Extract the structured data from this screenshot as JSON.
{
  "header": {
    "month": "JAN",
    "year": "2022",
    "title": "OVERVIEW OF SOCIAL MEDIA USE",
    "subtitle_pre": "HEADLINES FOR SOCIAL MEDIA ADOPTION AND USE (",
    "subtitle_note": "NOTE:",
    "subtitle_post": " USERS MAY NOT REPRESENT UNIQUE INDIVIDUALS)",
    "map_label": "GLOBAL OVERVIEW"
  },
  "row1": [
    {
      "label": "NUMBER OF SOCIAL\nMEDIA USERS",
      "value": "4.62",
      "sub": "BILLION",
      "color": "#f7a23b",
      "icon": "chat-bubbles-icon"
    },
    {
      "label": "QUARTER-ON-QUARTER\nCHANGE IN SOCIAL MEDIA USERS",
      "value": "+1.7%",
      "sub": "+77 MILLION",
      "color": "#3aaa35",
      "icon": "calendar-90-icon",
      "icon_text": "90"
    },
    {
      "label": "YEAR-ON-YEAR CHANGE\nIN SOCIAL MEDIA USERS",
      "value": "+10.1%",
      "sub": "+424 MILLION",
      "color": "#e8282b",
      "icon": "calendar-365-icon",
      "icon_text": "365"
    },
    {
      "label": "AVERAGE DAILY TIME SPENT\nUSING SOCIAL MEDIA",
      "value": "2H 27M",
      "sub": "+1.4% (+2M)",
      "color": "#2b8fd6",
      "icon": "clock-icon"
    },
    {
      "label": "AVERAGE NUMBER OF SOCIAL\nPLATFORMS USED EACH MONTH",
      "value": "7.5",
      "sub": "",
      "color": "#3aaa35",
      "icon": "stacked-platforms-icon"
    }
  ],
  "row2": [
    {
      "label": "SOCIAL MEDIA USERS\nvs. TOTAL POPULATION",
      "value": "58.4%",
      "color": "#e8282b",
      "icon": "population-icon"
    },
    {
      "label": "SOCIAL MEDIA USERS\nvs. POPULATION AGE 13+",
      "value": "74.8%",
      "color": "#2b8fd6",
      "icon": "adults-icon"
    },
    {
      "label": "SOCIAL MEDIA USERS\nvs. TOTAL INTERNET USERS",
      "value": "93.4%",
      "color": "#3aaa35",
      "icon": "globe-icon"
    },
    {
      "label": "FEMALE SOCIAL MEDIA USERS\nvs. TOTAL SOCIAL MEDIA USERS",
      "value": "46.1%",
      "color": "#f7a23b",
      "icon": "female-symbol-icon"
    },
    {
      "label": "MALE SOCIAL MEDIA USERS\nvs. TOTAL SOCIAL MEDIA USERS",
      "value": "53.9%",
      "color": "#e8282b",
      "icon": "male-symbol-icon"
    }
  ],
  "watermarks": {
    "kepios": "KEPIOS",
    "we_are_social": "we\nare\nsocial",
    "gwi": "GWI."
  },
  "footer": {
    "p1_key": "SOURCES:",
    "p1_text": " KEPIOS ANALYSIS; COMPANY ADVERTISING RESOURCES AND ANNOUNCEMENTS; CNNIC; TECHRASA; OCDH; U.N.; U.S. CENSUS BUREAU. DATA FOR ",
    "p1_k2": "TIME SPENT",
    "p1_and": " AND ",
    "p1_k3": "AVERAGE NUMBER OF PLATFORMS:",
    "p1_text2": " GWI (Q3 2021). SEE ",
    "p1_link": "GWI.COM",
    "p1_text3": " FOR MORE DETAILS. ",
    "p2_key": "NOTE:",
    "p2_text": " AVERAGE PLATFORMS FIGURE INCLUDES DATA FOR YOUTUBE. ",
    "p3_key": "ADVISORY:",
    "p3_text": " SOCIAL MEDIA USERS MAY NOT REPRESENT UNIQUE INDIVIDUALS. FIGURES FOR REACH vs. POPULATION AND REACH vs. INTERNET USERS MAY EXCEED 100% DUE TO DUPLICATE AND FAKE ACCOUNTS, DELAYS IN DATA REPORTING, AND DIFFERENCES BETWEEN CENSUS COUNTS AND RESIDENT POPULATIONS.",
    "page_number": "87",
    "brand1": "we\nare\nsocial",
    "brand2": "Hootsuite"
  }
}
---
— Prompt —
Among the lines above, determine how many hold the word "value"; report the figure alone.

— Exercise response —
10